## Start

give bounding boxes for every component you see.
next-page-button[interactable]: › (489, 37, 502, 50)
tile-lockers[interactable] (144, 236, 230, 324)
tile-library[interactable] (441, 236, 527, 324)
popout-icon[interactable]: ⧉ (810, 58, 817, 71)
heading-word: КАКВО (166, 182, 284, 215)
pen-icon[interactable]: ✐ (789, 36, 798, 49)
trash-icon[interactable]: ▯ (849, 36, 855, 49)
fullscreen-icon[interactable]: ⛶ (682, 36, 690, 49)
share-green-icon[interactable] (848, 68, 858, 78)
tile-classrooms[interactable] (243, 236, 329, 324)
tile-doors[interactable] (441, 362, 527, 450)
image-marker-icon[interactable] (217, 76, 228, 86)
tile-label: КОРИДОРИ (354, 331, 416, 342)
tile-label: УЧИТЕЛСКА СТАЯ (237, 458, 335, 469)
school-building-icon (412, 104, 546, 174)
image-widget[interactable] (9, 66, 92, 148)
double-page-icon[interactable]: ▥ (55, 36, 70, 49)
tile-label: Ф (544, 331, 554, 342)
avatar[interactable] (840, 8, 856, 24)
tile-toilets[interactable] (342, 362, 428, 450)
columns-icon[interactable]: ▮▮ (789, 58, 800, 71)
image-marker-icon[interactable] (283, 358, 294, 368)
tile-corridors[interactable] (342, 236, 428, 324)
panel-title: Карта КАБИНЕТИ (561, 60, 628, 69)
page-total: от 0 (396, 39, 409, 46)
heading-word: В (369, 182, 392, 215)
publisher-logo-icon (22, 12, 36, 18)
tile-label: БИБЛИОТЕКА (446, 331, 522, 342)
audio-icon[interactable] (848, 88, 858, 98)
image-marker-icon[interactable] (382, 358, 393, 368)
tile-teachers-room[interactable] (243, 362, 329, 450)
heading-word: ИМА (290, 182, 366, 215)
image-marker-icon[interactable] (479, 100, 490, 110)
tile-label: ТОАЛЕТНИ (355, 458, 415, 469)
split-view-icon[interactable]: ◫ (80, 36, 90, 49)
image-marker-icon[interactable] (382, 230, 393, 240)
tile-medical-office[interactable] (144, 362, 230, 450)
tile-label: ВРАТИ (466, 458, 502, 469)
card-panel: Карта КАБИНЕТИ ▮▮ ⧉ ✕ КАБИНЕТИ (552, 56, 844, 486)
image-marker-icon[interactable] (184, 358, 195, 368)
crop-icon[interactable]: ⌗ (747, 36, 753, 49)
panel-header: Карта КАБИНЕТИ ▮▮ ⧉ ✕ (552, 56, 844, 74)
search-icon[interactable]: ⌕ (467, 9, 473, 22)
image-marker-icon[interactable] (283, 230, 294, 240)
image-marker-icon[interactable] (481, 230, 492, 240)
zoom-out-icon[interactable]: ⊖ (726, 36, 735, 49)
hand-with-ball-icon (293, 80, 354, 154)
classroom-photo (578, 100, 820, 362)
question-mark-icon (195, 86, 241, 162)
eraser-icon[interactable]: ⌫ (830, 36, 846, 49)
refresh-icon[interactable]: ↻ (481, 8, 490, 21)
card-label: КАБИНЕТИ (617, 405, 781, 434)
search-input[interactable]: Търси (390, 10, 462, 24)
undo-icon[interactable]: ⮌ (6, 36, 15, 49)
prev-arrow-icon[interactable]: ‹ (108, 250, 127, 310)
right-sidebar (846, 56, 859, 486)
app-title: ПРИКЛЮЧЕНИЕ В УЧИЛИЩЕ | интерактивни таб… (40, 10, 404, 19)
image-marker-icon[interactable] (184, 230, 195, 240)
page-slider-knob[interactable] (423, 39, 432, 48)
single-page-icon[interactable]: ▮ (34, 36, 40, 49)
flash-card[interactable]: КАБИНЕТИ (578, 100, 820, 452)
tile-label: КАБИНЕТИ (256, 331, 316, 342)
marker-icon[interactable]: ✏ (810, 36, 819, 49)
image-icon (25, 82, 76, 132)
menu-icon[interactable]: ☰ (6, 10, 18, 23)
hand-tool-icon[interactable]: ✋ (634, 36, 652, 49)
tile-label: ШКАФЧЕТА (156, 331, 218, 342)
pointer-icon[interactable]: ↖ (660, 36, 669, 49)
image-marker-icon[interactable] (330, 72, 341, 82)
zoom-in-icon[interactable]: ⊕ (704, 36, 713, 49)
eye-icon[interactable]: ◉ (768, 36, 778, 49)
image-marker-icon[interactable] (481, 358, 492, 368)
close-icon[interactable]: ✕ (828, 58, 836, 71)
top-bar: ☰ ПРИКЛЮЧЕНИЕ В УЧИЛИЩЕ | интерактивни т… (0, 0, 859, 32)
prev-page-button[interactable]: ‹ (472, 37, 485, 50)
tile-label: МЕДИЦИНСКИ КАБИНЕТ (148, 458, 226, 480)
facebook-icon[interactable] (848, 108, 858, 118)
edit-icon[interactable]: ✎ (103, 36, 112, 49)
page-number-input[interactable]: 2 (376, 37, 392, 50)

## End

The task:
Update all the entries above so that every "image-marker-icon" reads "pin-icon", and keep the rest of each line unchanged.

Exercise response:
give bounding boxes for every component you see.
next-page-button[interactable]: › (489, 37, 502, 50)
tile-lockers[interactable] (144, 236, 230, 324)
tile-library[interactable] (441, 236, 527, 324)
popout-icon[interactable]: ⧉ (810, 58, 817, 71)
heading-word: КАКВО (166, 182, 284, 215)
pen-icon[interactable]: ✐ (789, 36, 798, 49)
trash-icon[interactable]: ▯ (849, 36, 855, 49)
fullscreen-icon[interactable]: ⛶ (682, 36, 690, 49)
share-green-icon[interactable] (848, 68, 858, 78)
tile-classrooms[interactable] (243, 236, 329, 324)
tile-doors[interactable] (441, 362, 527, 450)
pin-icon[interactable] (217, 76, 228, 86)
tile-label: КОРИДОРИ (354, 331, 416, 342)
tile-label: УЧИТЕЛСКА СТАЯ (237, 458, 335, 469)
school-building-icon (412, 104, 546, 174)
image-widget[interactable] (9, 66, 92, 148)
double-page-icon[interactable]: ▥ (55, 36, 70, 49)
tile-label: Ф (544, 331, 554, 342)
avatar[interactable] (840, 8, 856, 24)
tile-toilets[interactable] (342, 362, 428, 450)
columns-icon[interactable]: ▮▮ (789, 58, 800, 71)
pin-icon[interactable] (283, 358, 294, 368)
tile-corridors[interactable] (342, 236, 428, 324)
panel-title: Карта КАБИНЕТИ (561, 60, 628, 69)
page-total: от 0 (396, 39, 409, 46)
heading-word: В (369, 182, 392, 215)
publisher-logo-icon (22, 12, 36, 18)
tile-label: БИБЛИОТЕКА (446, 331, 522, 342)
audio-icon[interactable] (848, 88, 858, 98)
pin-icon[interactable] (382, 358, 393, 368)
tile-teachers-room[interactable] (243, 362, 329, 450)
heading-word: ИМА (290, 182, 366, 215)
pin-icon[interactable] (479, 100, 490, 110)
tile-label: ТОАЛЕТНИ (355, 458, 415, 469)
split-view-icon[interactable]: ◫ (80, 36, 90, 49)
pin-icon[interactable] (382, 230, 393, 240)
tile-medical-office[interactable] (144, 362, 230, 450)
tile-label: ВРАТИ (466, 458, 502, 469)
card-panel: Карта КАБИНЕТИ ▮▮ ⧉ ✕ КАБИНЕТИ (552, 56, 844, 486)
pin-icon[interactable] (184, 358, 195, 368)
crop-icon[interactable]: ⌗ (747, 36, 753, 49)
panel-header: Карта КАБИНЕТИ ▮▮ ⧉ ✕ (552, 56, 844, 74)
search-icon[interactable]: ⌕ (467, 9, 473, 22)
pin-icon[interactable] (283, 230, 294, 240)
pin-icon[interactable] (481, 230, 492, 240)
zoom-out-icon[interactable]: ⊖ (726, 36, 735, 49)
hand-with-ball-icon (293, 80, 354, 154)
classroom-photo (578, 100, 820, 362)
question-mark-icon (195, 86, 241, 162)
eraser-icon[interactable]: ⌫ (830, 36, 846, 49)
refresh-icon[interactable]: ↻ (481, 8, 490, 21)
card-label: КАБИНЕТИ (617, 405, 781, 434)
search-input[interactable]: Търси (390, 10, 462, 24)
undo-icon[interactable]: ⮌ (6, 36, 15, 49)
prev-arrow-icon[interactable]: ‹ (108, 250, 127, 310)
right-sidebar (846, 56, 859, 486)
app-title: ПРИКЛЮЧЕНИЕ В УЧИЛИЩЕ | интерактивни таб… (40, 10, 404, 19)
pin-icon[interactable] (184, 230, 195, 240)
page-slider-knob[interactable] (423, 39, 432, 48)
single-page-icon[interactable]: ▮ (34, 36, 40, 49)
flash-card[interactable]: КАБИНЕТИ (578, 100, 820, 452)
tile-label: КАБИНЕТИ (256, 331, 316, 342)
marker-icon[interactable]: ✏ (810, 36, 819, 49)
image-icon (25, 82, 76, 132)
menu-icon[interactable]: ☰ (6, 10, 18, 23)
hand-tool-icon[interactable]: ✋ (634, 36, 652, 49)
tile-label: ШКАФЧЕТА (156, 331, 218, 342)
pointer-icon[interactable]: ↖ (660, 36, 669, 49)
pin-icon[interactable] (330, 72, 341, 82)
zoom-in-icon[interactable]: ⊕ (704, 36, 713, 49)
eye-icon[interactable]: ◉ (768, 36, 778, 49)
pin-icon[interactable] (481, 358, 492, 368)
close-icon[interactable]: ✕ (828, 58, 836, 71)
top-bar: ☰ ПРИКЛЮЧЕНИЕ В УЧИЛИЩЕ | интерактивни т… (0, 0, 859, 32)
prev-page-button[interactable]: ‹ (472, 37, 485, 50)
tile-label: МЕДИЦИНСКИ КАБИНЕТ (148, 458, 226, 480)
facebook-icon[interactable] (848, 108, 858, 118)
edit-icon[interactable]: ✎ (103, 36, 112, 49)
page-number-input[interactable]: 2 (376, 37, 392, 50)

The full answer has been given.